Convert the stretch of the listing from its first line through the line containing "stat-cell: 20 [402, 126, 422, 148]" into a numbered list, omitting any blank lines.

━━━━━ Source data ━━━━━

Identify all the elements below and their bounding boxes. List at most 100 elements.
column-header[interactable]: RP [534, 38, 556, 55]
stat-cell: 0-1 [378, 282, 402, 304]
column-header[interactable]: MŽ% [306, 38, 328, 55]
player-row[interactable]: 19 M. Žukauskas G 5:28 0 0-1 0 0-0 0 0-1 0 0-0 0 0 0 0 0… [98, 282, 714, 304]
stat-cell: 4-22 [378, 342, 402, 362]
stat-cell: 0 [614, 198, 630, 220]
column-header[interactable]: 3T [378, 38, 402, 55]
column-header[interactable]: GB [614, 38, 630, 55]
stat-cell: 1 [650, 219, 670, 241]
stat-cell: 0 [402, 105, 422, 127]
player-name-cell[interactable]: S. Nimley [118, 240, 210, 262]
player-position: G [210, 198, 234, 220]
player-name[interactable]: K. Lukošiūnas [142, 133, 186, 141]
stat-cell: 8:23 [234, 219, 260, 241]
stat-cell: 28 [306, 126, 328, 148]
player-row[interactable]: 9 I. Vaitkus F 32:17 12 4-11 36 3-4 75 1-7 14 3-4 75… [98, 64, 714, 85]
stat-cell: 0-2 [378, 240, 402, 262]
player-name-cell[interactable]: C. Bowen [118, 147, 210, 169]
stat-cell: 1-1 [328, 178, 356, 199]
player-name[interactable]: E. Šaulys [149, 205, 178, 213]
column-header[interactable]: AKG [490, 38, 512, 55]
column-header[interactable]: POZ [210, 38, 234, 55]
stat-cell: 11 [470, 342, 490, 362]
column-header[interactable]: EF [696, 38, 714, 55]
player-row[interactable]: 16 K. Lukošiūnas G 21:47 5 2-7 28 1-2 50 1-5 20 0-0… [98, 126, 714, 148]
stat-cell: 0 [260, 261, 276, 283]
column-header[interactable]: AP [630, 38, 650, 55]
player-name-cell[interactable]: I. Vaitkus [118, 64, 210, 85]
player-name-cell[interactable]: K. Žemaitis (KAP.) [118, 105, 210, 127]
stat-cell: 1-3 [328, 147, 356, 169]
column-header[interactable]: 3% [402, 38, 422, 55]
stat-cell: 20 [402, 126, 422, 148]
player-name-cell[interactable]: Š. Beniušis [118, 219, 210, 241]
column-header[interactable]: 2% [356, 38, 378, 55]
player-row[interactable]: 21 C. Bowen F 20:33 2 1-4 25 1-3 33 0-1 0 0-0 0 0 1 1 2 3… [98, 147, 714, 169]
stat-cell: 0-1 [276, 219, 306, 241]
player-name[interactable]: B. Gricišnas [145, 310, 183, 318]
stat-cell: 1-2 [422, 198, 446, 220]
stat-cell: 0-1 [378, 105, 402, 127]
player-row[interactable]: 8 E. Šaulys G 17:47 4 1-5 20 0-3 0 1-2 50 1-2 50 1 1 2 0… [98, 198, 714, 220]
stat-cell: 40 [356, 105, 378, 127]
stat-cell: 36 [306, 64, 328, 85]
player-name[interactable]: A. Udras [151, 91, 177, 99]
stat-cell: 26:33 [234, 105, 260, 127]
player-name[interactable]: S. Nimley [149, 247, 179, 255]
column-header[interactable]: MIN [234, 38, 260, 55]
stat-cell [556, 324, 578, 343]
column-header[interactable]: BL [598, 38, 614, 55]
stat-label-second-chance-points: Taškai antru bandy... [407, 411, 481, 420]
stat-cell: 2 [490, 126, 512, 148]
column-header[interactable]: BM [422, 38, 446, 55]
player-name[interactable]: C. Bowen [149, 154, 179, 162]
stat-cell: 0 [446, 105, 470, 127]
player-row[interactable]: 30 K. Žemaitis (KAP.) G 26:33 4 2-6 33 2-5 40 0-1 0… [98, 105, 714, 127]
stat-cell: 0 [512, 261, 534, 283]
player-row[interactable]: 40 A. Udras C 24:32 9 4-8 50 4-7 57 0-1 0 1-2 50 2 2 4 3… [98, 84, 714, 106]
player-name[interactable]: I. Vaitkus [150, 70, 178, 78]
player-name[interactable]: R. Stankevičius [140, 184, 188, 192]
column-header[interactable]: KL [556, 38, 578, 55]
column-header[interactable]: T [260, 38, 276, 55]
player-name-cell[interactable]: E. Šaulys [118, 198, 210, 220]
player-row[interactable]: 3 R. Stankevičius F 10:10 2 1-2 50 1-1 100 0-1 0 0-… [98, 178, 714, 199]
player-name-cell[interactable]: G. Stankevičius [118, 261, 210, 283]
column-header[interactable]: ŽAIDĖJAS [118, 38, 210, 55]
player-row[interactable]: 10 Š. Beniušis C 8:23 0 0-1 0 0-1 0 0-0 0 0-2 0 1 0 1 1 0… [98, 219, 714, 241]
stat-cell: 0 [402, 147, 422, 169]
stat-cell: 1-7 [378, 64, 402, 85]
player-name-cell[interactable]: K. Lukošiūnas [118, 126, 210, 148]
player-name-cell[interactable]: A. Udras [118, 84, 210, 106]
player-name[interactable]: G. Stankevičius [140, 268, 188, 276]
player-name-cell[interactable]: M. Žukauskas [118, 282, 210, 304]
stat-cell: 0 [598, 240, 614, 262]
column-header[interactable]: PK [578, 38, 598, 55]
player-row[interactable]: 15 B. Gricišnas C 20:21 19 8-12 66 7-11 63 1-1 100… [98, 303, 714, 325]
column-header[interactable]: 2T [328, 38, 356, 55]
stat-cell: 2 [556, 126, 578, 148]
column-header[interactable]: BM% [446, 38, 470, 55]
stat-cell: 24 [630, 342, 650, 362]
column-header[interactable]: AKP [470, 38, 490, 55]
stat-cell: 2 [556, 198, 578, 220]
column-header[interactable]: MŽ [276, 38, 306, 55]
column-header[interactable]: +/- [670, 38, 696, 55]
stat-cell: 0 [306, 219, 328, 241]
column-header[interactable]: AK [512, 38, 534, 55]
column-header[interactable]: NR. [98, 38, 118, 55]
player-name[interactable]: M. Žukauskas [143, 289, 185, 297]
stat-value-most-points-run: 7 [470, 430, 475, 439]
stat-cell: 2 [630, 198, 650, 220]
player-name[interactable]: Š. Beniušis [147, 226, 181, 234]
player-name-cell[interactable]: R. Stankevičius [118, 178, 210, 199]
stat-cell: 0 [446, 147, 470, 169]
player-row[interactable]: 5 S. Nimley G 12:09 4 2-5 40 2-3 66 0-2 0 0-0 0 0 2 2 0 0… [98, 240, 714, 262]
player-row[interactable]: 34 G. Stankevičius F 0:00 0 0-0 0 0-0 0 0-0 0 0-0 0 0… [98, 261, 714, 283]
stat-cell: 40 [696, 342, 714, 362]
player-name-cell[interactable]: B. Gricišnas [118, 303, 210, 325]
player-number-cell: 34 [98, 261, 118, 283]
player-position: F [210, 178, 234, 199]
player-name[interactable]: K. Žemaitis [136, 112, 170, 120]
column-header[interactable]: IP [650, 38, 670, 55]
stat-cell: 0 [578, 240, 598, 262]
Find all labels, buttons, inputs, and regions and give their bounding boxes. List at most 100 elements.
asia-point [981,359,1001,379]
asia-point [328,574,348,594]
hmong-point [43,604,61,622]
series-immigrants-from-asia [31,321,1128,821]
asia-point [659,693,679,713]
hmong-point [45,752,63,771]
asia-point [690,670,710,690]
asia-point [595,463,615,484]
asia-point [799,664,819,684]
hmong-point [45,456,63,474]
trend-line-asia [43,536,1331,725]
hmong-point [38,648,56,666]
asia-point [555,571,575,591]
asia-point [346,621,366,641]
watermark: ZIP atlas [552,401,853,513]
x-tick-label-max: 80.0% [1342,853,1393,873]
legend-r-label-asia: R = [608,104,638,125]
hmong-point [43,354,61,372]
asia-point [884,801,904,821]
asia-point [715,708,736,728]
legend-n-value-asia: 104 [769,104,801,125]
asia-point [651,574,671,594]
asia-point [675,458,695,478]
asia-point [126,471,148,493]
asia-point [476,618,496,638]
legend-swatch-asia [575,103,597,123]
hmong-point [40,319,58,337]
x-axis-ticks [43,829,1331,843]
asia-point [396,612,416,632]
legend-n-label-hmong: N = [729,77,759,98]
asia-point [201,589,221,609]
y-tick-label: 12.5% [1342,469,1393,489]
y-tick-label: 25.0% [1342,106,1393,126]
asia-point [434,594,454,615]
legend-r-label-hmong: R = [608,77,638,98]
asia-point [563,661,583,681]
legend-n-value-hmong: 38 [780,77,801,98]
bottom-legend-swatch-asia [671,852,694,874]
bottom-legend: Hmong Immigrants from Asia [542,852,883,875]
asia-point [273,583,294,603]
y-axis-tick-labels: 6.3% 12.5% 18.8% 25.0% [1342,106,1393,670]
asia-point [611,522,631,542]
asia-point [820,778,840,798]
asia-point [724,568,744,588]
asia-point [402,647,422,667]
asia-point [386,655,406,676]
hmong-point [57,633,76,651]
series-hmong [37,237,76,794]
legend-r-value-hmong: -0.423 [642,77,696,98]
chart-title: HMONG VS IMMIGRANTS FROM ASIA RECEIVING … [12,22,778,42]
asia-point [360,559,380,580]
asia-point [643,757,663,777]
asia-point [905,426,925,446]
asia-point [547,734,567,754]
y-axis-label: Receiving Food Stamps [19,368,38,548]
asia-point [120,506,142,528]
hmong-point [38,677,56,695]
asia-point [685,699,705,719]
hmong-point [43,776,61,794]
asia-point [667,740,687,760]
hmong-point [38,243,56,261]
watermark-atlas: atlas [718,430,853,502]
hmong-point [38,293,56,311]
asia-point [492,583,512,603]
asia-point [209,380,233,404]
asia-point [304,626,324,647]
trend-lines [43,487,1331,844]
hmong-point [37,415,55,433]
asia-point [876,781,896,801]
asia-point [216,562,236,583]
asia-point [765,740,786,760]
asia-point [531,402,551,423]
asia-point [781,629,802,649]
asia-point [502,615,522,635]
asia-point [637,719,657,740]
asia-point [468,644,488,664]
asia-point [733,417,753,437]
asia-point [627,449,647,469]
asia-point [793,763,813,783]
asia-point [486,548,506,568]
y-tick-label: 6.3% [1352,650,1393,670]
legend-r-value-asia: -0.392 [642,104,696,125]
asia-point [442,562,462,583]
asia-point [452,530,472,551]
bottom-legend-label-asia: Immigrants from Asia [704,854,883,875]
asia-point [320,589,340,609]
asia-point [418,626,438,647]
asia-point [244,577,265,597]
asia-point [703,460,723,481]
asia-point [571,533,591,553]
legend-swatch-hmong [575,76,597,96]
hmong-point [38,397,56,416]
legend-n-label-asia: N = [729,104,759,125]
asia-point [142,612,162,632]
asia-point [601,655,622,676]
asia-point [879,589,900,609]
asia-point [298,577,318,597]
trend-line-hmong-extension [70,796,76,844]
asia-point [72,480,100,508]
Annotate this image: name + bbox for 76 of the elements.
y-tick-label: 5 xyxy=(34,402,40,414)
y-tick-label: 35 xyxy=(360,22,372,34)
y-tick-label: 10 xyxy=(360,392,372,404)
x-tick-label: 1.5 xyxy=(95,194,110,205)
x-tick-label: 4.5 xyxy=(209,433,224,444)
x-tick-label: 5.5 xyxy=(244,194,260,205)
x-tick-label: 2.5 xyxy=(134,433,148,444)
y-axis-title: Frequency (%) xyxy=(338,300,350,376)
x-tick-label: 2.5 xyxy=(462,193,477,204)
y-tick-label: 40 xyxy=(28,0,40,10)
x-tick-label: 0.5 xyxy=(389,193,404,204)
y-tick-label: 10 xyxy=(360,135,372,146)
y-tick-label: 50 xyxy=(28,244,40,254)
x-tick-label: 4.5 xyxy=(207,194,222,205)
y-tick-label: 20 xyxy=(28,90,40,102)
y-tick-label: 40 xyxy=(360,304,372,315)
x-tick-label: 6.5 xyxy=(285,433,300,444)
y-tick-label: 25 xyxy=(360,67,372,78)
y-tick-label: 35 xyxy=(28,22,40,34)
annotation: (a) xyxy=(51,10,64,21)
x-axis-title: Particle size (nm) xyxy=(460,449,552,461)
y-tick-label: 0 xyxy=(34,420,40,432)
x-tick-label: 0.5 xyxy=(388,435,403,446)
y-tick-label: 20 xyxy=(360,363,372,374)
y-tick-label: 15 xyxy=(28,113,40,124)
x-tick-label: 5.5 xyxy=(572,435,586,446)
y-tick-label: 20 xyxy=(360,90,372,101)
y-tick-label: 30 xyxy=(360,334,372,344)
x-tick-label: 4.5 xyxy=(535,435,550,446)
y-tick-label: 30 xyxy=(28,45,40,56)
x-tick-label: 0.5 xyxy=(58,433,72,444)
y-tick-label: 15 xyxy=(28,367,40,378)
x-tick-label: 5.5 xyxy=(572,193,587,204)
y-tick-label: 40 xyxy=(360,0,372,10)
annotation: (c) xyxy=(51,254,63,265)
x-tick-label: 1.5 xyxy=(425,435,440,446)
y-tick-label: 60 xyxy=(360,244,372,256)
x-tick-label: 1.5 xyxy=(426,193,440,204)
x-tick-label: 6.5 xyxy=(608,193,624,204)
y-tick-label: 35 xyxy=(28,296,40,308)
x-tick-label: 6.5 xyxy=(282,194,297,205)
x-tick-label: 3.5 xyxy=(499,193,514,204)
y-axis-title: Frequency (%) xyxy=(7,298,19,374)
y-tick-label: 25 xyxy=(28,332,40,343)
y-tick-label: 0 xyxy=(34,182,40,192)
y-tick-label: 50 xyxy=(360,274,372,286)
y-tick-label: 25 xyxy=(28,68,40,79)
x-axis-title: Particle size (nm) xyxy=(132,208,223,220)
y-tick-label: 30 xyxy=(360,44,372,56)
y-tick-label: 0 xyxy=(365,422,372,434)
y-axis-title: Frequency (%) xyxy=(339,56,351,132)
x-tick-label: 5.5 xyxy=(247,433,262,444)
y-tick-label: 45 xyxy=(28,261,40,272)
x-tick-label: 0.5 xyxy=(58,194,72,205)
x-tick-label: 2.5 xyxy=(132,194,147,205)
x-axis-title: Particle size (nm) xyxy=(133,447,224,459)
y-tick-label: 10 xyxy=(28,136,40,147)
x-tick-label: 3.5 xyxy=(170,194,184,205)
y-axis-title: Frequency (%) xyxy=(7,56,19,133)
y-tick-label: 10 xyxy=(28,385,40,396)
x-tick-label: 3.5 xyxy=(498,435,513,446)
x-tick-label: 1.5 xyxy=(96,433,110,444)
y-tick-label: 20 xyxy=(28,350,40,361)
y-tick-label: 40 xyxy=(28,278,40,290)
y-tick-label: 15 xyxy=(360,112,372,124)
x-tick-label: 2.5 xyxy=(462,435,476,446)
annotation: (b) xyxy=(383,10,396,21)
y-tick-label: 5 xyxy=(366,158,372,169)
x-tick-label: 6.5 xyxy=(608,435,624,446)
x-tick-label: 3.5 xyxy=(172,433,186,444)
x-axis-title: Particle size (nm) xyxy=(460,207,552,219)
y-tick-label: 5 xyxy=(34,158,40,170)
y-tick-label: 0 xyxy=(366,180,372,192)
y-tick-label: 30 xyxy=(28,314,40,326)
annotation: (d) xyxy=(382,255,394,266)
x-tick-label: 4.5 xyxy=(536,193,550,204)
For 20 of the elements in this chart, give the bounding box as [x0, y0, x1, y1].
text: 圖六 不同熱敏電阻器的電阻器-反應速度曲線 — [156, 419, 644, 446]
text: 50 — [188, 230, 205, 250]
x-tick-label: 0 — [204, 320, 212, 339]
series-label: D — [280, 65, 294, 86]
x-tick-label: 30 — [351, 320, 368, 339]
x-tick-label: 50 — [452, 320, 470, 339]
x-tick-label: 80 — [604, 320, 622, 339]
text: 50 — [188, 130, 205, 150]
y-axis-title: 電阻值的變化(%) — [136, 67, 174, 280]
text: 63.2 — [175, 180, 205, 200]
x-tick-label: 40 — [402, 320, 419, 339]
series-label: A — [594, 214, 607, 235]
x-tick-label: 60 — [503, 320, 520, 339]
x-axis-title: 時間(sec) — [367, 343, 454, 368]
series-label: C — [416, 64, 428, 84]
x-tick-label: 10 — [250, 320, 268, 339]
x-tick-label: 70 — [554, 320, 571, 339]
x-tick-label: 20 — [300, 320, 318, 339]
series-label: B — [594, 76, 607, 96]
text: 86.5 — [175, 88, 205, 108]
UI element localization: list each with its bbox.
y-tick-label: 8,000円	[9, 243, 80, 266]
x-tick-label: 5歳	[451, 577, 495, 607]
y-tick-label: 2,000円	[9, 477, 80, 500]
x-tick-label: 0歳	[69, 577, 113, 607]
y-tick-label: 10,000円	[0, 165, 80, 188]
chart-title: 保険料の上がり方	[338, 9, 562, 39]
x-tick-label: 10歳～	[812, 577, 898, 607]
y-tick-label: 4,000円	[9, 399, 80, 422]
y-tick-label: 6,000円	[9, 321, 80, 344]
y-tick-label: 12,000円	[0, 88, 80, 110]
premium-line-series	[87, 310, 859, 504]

━━━━━

▶ **Task solution**
1. Identify all the elements below and their bounding boxes. List at most 100 elements.
2. column-header[interactable]: RP [534, 38, 556, 55]
3. stat-cell: 0-1 [378, 282, 402, 304]
4. column-header[interactable]: MŽ% [306, 38, 328, 55]
5. player-row[interactable]: 19 M. Žukauskas G 5:28 0 0-1 0 0-0 0 0-1 0 0-0 0 0 0 0 0… [98, 282, 714, 304]
6. stat-cell: 4-22 [378, 342, 402, 362]
7. stat-cell: 0 [614, 198, 630, 220]
8. column-header[interactable]: 3T [378, 38, 402, 55]
9. column-header[interactable]: GB [614, 38, 630, 55]
10. stat-cell: 1 [650, 219, 670, 241]
11. stat-cell: 0 [402, 105, 422, 127]
12. player-name-cell[interactable]: S. Nimley [118, 240, 210, 262]
13. player-position: G [210, 198, 234, 220]
14. player-name[interactable]: K. Lukošiūnas [142, 133, 186, 141]
15. stat-cell: 8:23 [234, 219, 260, 241]
16. stat-cell: 28 [306, 126, 328, 148]
17. player-row[interactable]: 9 I. Vaitkus F 32:17 12 4-11 36 3-4 75 1-7 14 3-4 75… [98, 64, 714, 85]
18. stat-cell: 0-2 [378, 240, 402, 262]
19. player-name-cell[interactable]: C. Bowen [118, 147, 210, 169]
20. stat-cell: 1-1 [328, 178, 356, 199]
21. player-name[interactable]: E. Šaulys [149, 205, 178, 213]
22. column-header[interactable]: AKG [490, 38, 512, 55]
23. column-header[interactable]: POZ [210, 38, 234, 55]
24. stat-cell: 11 [470, 342, 490, 362]
25. column-header[interactable]: EF [696, 38, 714, 55]
26. player-row[interactable]: 16 K. Lukošiūnas G 21:47 5 2-7 28 1-2 50 1-5 20 0-0… [98, 126, 714, 148]
27. stat-cell: 0 [260, 261, 276, 283]
28. column-header[interactable]: AP [630, 38, 650, 55]
29. player-name-cell[interactable]: I. Vaitkus [118, 64, 210, 85]
30. player-name-cell[interactable]: K. Žemaitis (KAP.) [118, 105, 210, 127]
31. stat-cell: 1-3 [328, 147, 356, 169]
32. column-header[interactable]: 3% [402, 38, 422, 55]
33. stat-cell: 20 [402, 126, 422, 148]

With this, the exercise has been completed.